And instead I’ve been amazingly and pleasantly surprised.  I don’t know what Greece it is that this cousin of mine lives in where nobody goes to church, but all through Lent and especially this week, every church I’ve been in has been packed.  Tonight was the most moving “Twelve Gospels” I’ve ever attended.  The massive (as massive as a pre-Tanzimat church could be) eighteenth-century, stone cathedral of Jiannena was filled to the rafters — literally; it has a two-floor gallery where the women used to traditionally stand and even both of them were full.  The cantors were perfect.  The procession of the Cross immaculately pulled off.  I felt like Vladimir’s envoys in Hagia Sophia.

But what most moved me most was the breadth of age and sex of the crowd.  If anything, there were even more young people than there would be in New York — young guys, parea — following the text from the little black book carefully, people with that relaxed reverence that the best Greek — knowing how to be respectful, but comfortable in his father’s house — displays when in church.  Almost everyone stayed to the very end.  I really felt in my heart and gut what Yosef Eliya felt in his Purim poem when he writes: “Tonight the synagogues open their arms wide to the faithful children of my ancient people…”

Tomorrow it’s off to Albania.

Kale Anastase and Happy Easter…my ancient people.

● **THE REQUEST**
Print the entire passage about the Twelve Gospels service in Jiannena word for word.

● **GIVEN INFORMATION**
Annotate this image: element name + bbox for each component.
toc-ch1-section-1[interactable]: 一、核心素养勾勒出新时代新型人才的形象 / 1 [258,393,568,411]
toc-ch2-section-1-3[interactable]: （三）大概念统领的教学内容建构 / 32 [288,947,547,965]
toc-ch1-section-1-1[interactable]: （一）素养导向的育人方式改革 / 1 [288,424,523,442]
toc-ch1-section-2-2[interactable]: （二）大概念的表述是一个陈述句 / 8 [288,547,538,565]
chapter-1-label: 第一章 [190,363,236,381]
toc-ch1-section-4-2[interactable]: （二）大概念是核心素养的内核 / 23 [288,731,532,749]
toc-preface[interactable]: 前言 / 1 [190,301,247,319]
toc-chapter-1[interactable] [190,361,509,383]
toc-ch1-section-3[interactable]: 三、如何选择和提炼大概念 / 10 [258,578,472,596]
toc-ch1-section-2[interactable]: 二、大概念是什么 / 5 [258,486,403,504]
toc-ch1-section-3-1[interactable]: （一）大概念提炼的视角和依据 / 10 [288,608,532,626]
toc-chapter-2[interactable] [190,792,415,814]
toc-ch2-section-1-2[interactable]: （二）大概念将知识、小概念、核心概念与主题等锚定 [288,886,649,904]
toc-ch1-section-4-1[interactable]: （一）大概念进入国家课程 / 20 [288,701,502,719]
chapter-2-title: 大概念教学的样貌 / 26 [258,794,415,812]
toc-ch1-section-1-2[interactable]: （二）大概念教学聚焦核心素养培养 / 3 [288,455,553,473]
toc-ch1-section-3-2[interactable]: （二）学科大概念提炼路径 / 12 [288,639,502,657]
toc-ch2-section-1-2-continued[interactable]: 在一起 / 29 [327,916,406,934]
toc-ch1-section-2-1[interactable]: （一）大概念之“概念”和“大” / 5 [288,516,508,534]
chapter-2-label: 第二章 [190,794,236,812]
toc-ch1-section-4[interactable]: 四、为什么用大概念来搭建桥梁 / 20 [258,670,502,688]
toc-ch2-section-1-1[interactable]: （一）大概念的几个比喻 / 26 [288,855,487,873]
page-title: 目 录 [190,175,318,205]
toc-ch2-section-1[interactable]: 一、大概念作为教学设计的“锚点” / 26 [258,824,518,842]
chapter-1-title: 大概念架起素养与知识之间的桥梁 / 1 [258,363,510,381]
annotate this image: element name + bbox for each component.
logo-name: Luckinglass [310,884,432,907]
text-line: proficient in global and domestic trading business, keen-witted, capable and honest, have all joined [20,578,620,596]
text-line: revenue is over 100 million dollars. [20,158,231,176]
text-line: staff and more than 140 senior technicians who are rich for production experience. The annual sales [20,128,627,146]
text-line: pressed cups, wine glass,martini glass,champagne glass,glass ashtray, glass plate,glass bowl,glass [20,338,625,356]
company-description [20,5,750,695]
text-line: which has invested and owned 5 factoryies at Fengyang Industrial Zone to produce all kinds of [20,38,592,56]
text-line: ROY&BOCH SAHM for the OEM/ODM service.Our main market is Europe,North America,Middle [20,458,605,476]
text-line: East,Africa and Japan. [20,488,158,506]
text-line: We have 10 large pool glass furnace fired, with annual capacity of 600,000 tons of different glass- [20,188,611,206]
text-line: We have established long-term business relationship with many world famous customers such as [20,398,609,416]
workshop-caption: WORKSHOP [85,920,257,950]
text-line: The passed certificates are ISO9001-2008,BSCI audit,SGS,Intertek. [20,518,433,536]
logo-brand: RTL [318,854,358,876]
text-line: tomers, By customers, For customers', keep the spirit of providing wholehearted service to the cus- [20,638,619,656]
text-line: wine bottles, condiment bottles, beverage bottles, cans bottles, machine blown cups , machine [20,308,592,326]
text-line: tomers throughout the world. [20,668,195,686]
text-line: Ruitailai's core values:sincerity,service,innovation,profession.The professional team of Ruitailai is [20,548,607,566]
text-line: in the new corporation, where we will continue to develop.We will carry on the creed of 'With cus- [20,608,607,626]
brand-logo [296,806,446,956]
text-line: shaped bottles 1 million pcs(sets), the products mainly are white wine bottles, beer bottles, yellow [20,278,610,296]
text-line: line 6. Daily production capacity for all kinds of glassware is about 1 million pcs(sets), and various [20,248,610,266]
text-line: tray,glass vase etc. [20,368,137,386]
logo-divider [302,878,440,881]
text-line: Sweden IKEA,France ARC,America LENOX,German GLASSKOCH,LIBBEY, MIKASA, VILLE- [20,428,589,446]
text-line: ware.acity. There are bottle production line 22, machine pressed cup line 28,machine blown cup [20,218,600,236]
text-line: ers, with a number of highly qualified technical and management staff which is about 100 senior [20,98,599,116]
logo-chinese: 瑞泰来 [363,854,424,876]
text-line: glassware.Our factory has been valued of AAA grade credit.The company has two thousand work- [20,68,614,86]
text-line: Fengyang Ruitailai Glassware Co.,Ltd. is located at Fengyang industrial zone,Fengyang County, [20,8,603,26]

● **RESPONSE BELOW**
And instead I’ve been amazingly and pleasantly surprised.  I don’t know what Greece it is that this cousin of mine lives in where nobody goes to church, but all through Lent and especially this week, every church I’ve been in has been packed.  Tonight was the most moving “Twelve Gospels” I’ve ever attended.  The massive (as massive as a pre-Tanzimat church could be) eighteenth-century, stone cathedral of Jiannena was filled to the rafters — literally; it has a two-floor gallery where the women used to traditionally stand and even both of them were full.  The cantors were perfect.  The procession of the Cross immaculately pulled off.  I felt like Vladimir’s envoys in Hagia Sophia.

But what most moved me most was the breadth of age and sex of the crowd.  If anything, there were even more young people than there would be in New York — young guys, parea — following the text from the little black book carefully, people with that relaxed reverence that the best Greek — knowing how to be respectful, but comfortable in his father’s house — displays when in church.  Almost everyone stayed to the very end.  I really felt in my heart and gut what Yosef Eliya felt in his Purim poem when he writes: “Tonight the synagogues open their arms wide to the faithful children of my ancient people…”

Tomorrow it’s off to Albania.

Kale Anastase and Happy Easter…my ancient people.